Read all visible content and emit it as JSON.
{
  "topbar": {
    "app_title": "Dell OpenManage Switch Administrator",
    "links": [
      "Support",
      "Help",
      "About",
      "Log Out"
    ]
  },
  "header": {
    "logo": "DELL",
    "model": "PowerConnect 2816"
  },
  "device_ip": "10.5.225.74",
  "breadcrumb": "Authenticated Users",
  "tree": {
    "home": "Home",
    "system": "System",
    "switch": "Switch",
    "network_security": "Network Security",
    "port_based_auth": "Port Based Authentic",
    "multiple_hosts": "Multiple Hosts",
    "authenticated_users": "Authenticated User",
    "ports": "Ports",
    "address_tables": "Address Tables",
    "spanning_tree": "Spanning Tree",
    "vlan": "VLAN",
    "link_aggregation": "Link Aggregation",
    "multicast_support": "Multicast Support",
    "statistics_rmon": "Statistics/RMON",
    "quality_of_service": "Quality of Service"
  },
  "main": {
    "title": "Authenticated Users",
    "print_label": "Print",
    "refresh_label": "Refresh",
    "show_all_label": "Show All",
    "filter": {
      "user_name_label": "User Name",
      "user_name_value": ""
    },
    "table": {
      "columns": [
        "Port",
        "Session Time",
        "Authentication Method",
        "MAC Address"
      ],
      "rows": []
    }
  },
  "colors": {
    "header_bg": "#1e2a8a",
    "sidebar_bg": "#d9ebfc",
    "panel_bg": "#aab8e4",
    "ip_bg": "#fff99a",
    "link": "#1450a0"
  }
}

> _STATED PROBLEM_:
Every entry must be retyped in full, exactly as given.

> _ANSWER_:
Read all visible content and emit it as JSON.
{
  "topbar": {
    "app_title": "Dell OpenManage Switch Administrator",
    "links": [
      "Support",
      "Help",
      "About",
      "Log Out"
    ]
  },
  "header": {
    "logo": "DELL",
    "model": "PowerConnect 2816"
  },
  "device_ip": "10.5.225.74",
  "breadcrumb": "Authenticated Users",
  "tree": {
    "home": "Home",
    "system": "System",
    "switch": "Switch",
    "network_security": "Network Security",
    "port_based_auth": "Port Based Authentic",
    "multiple_hosts": "Multiple Hosts",
    "authenticated_users": "Authenticated User",
    "ports": "Ports",
    "address_tables": "Address Tables",
    "spanning_tree": "Spanning Tree",
    "vlan": "VLAN",
    "link_aggregation": "Link Aggregation",
    "multicast_support": "Multicast Support",
    "statistics_rmon": "Statistics/RMON",
    "quality_of_service": "Quality of Service"
  },
  "main": {
    "title": "Authenticated Users",
    "print_label": "Print",
    "refresh_label": "Refresh",
    "show_all_label": "Show All",
    "filter": {
      "user_name_label": "User Name",
      "user_name_value": ""
    },
    "table": {
      "columns": [
        "Port",
        "Session Time",
        "Authentication Method",
        "MAC Address"
      ],
      "rows": []
    }
  },
  "colors": {
    "header_bg": "#1e2a8a",
    "sidebar_bg": "#d9ebfc",
    "panel_bg": "#aab8e4",
    "ip_bg": "#fff99a",
    "link": "#1450a0"
  }
}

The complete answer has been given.